**SOURCE DATA:**
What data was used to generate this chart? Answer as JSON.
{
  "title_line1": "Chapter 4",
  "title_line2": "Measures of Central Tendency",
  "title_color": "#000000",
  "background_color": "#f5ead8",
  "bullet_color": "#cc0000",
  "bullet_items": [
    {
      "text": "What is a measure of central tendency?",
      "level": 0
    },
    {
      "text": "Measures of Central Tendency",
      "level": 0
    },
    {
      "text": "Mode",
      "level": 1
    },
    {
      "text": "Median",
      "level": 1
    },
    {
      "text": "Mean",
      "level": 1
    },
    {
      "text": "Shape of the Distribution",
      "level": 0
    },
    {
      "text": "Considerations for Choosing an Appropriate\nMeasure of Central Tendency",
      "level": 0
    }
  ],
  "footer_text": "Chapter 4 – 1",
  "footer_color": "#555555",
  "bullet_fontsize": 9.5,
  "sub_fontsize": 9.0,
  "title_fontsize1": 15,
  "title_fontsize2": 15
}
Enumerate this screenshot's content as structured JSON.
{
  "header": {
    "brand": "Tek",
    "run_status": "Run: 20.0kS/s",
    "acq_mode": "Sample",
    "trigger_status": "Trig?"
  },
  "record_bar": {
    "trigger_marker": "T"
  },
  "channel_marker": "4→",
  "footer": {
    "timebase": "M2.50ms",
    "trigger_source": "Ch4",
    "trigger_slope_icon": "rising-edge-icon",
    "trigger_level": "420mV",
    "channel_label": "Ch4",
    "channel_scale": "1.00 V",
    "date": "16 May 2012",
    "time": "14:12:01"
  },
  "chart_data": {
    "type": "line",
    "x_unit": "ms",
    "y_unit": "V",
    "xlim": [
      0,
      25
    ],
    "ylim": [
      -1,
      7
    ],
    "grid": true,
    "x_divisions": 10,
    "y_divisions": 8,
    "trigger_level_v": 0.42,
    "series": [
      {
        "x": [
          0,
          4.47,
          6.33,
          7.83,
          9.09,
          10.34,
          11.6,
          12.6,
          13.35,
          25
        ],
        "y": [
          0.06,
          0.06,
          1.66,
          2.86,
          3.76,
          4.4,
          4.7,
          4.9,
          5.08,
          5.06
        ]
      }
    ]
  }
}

**EXERCISE AIM:**
Copy, from the material above, each line in which the string "JSON" occurs.

**RESULT FOR THIS EXERCISE:**
What data was used to generate this chart? Answer as JSON.
Enumerate this screenshot's content as structured JSON.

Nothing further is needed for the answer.